La pasta ripiena, nelle sue tante e diverse versioni, non è solo italiana. Anzi. Si espande a Est, dando quasi ragione alla storia della pasta cinese portata in patria da Marco Polo. In effetti, una leggenda commerciale creata nel 1929 dal Macaroni Journal, rivista dell’Associazione americana di produttori di pasta, che si inventò un marinaio al seguito del navigatore, dal nome profetico di Spaghetti, che avrebbe “rubato” la ricetta per diffonderla in Occidente. Secondo fonti più serie i progenitori di tutti i ravioli sarebbero i jiaozi cinesi.
Comunque sia andata con gli spaghetti e gli agnolotti, o ravioli, questi proseguono oltre confine con gli Idrijski žlikrofi (ravioli di patate di Idria), una pasta ripiena a forma di cappello tipica della Slovenia. Gli ingredienti sono noti: patate, aromi, verdure, pancetta affumicata o lardo, avvolti da un fagottino di pasta sfoglia, serviti con un sugo di carne, o come contorno del gulasch, oppure da soli come primo piatto con il pangrattato.

::::::

* [Compiti da svolgere]
1. Indica se ciascuna affermazione concorda con il testo sulla pasta ripiena, rispondendo sì o no e citando le parole decisive del testo: (a) la leggenda del marinaio Spaghetti fu creata nel 1929 dal Macaroni Journal; (b) gli Idrijski žlikrofi sono tipici della Croazia; (c) secondo fonti più serie i progenitori dei ravioli sono i jiaozi cinesi.
2. Prosegui il testo sulla pasta ripiena a partire dal punto in cui si interrompe.
Il materiale qui sotto proviene da una fonte diversa.

* [Materiale fornito]
::::::

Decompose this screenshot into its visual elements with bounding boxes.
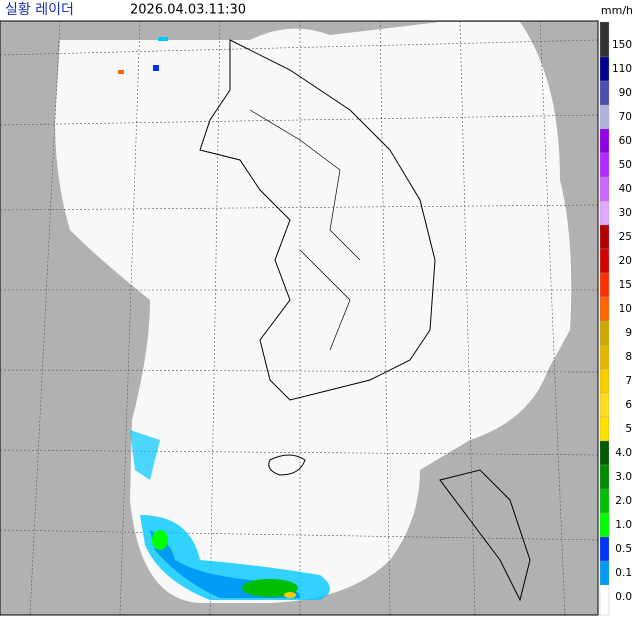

::::::

* [Risposte per compito]
1.
(a) Sì: "una leggenda commerciale creata nel 1929 dal Macaroni Journal".
(b) No: "una pasta ripiena a forma di cappello tipica della Slovenia".
(c) Sì: "Secondo fonti più serie i progenitori di tutti i ravioli sarebbero i jiaozi cinesi".

2.
Benché siano popolarissimi e abbiano ottenuto nel 2010 il primo riconoscimento sloveno di specialità tradizionale garantita da parte dell’Unione Europea, non sono esattamente autoctoni. Pare siano stati introdotti in Slovenia da Ivan Wernberger nel 1814, di ritorno dalla Transilvania ungherese. Dopo alcuni anni, seguendo ricette simili, come ad esempio quella degli Schlickkrapferl carinziani, gli žlikrofi si affermarono come il piatto più famoso di Idria.
Tipici di Kranjska Gora sono invece i krapi, che sempre ravioli sono: alla ricotta, alle pere, con polenta, con farina di grano saraceno, o mista con farina bianca, con polentina di miglio o cipolle fritte e abbondante erba cipollina.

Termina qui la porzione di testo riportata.